*WHAT THE EXERCISE ASKS*
Transcribe each line of the records below exactly, excluding any embedded images.

(Records that describe figures)
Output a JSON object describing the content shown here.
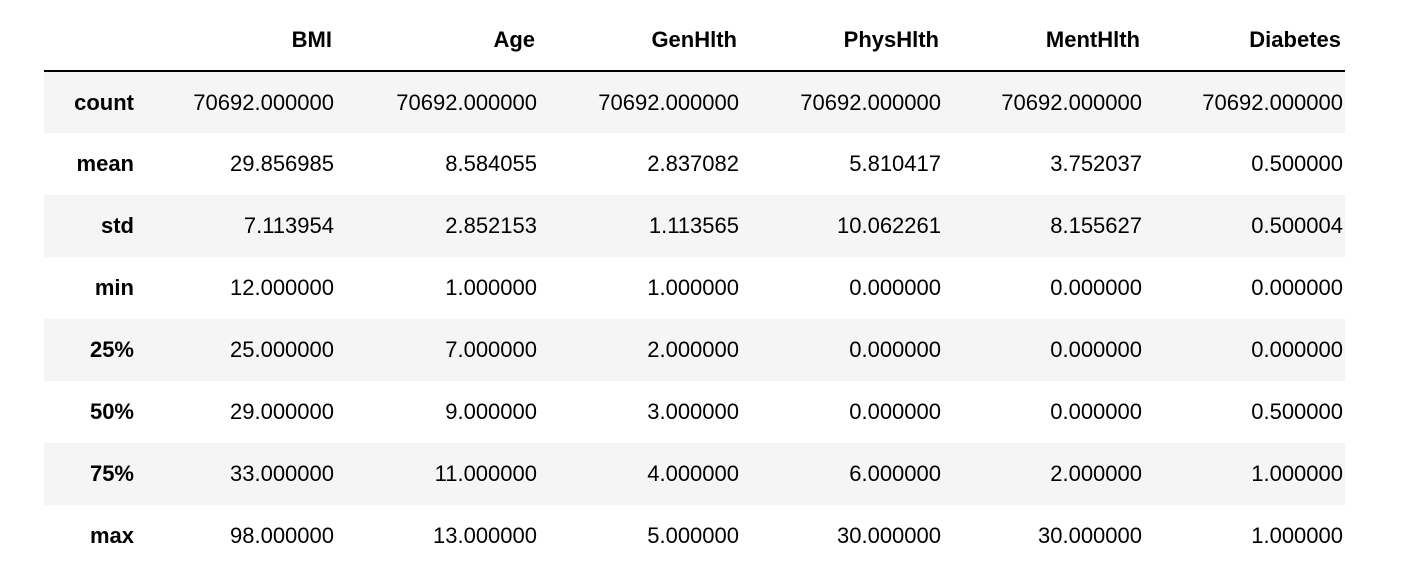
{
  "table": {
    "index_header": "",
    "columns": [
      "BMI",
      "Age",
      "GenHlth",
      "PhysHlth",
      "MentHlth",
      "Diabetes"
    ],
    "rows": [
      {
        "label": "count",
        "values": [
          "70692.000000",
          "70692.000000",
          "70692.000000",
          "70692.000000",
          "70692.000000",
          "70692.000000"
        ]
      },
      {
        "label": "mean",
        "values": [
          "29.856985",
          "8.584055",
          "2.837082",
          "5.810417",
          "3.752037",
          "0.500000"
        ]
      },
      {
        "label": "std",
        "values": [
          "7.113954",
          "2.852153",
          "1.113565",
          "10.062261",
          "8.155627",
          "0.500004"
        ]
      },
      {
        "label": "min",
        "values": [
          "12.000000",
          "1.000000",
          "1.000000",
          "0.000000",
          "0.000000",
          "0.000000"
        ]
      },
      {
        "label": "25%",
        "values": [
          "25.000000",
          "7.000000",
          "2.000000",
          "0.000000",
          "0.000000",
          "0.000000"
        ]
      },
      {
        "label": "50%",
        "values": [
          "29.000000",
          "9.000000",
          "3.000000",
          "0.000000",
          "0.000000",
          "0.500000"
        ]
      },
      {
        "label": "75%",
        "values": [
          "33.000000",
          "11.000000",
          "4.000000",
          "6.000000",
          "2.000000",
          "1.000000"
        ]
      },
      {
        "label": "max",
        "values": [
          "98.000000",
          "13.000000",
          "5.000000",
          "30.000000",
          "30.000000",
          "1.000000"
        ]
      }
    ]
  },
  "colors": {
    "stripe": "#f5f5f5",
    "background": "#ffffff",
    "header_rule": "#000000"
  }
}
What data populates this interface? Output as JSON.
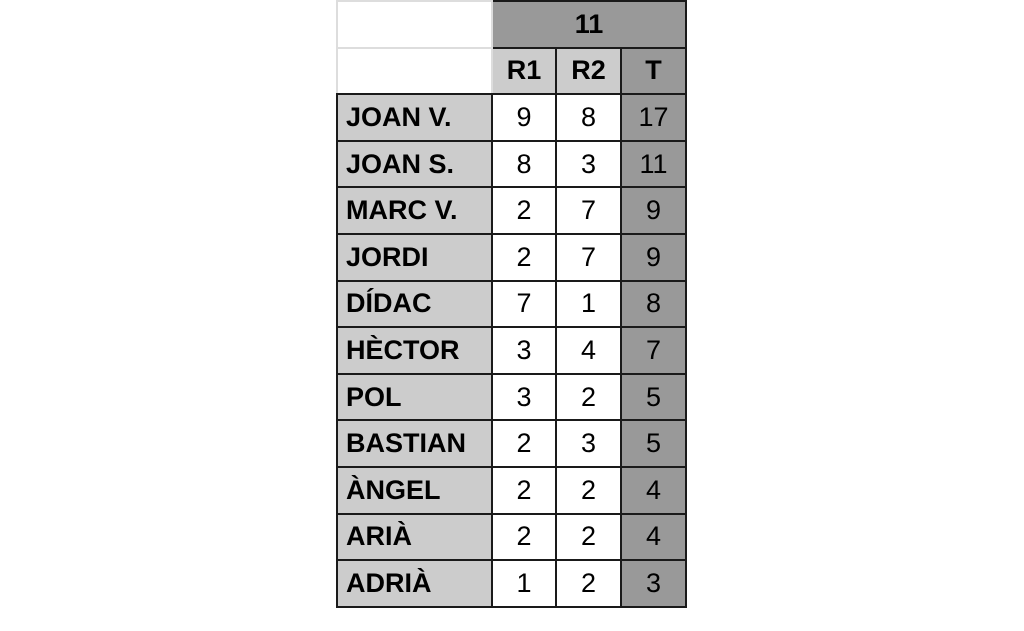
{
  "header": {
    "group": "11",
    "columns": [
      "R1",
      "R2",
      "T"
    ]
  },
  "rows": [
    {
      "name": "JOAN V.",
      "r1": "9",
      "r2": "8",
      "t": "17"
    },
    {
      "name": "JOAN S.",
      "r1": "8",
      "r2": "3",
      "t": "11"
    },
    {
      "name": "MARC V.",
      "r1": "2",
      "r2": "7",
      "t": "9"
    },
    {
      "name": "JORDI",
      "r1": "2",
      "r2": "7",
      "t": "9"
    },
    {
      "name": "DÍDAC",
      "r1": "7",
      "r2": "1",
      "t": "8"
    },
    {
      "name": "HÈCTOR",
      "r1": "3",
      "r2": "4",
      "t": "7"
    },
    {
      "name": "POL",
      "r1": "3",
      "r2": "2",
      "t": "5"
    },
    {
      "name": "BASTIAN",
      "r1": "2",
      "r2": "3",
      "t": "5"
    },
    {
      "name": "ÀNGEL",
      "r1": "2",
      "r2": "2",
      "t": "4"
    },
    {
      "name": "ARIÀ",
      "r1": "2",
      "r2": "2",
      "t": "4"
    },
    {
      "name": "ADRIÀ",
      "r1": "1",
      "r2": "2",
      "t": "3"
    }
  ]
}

*RESULT BELOW*
Output a JSON object describing the content shown here.
{
  "table": {
    "index_header": "",
    "columns": [
      "BMI",
      "Age",
      "GenHlth",
      "PhysHlth",
      "MentHlth",
      "Diabetes"
    ],
    "rows": [
      {
        "label": "count",
        "values": [
          "70692.000000",
          "70692.000000",
          "70692.000000",
          "70692.000000",
          "70692.000000",
          "70692.000000"
        ]
      },
      {
        "label": "mean",
        "values": [
          "29.856985",
          "8.584055",
          "2.837082",
          "5.810417",
          "3.752037",
          "0.500000"
        ]
      },
      {
        "label": "std",
        "values": [
          "7.113954",
          "2.852153",
          "1.113565",
          "10.062261",
          "8.155627",
          "0.500004"
        ]
      },
      {
        "label": "min",
        "values": [
          "12.000000",
          "1.000000",
          "1.000000",
          "0.000000",
          "0.000000",
          "0.000000"
        ]
      },
      {
        "label": "25%",
        "values": [
          "25.000000",
          "7.000000",
          "2.000000",
          "0.000000",
          "0.000000",
          "0.000000"
        ]
      },
      {
        "label": "50%",
        "values": [
          "29.000000",
          "9.000000",
          "3.000000",
          "0.000000",
          "0.000000",
          "0.500000"
        ]
      },
      {
        "label": "75%",
        "values": [
          "33.000000",
          "11.000000",
          "4.000000",
          "6.000000",
          "2.000000",
          "1.000000"
        ]
      },
      {
        "label": "max",
        "values": [
          "98.000000",
          "13.000000",
          "5.000000",
          "30.000000",
          "30.000000",
          "1.000000"
        ]
      }
    ]
  },
  "colors": {
    "stripe": "#f5f5f5",
    "background": "#ffffff",
    "header_rule": "#000000"
  }
}
What data populates this interface? Output as JSON.
{
  "header": {
    "group": "11",
    "columns": [
      "R1",
      "R2",
      "T"
    ]
  },
  "rows": [
    {
      "name": "JOAN V.",
      "r1": "9",
      "r2": "8",
      "t": "17"
    },
    {
      "name": "JOAN S.",
      "r1": "8",
      "r2": "3",
      "t": "11"
    },
    {
      "name": "MARC V.",
      "r1": "2",
      "r2": "7",
      "t": "9"
    },
    {
      "name": "JORDI",
      "r1": "2",
      "r2": "7",
      "t": "9"
    },
    {
      "name": "DÍDAC",
      "r1": "7",
      "r2": "1",
      "t": "8"
    },
    {
      "name": "HÈCTOR",
      "r1": "3",
      "r2": "4",
      "t": "7"
    },
    {
      "name": "POL",
      "r1": "3",
      "r2": "2",
      "t": "5"
    },
    {
      "name": "BASTIAN",
      "r1": "2",
      "r2": "3",
      "t": "5"
    },
    {
      "name": "ÀNGEL",
      "r1": "2",
      "r2": "2",
      "t": "4"
    },
    {
      "name": "ARIÀ",
      "r1": "2",
      "r2": "2",
      "t": "4"
    },
    {
      "name": "ADRIÀ",
      "r1": "1",
      "r2": "2",
      "t": "3"
    }
  ]
}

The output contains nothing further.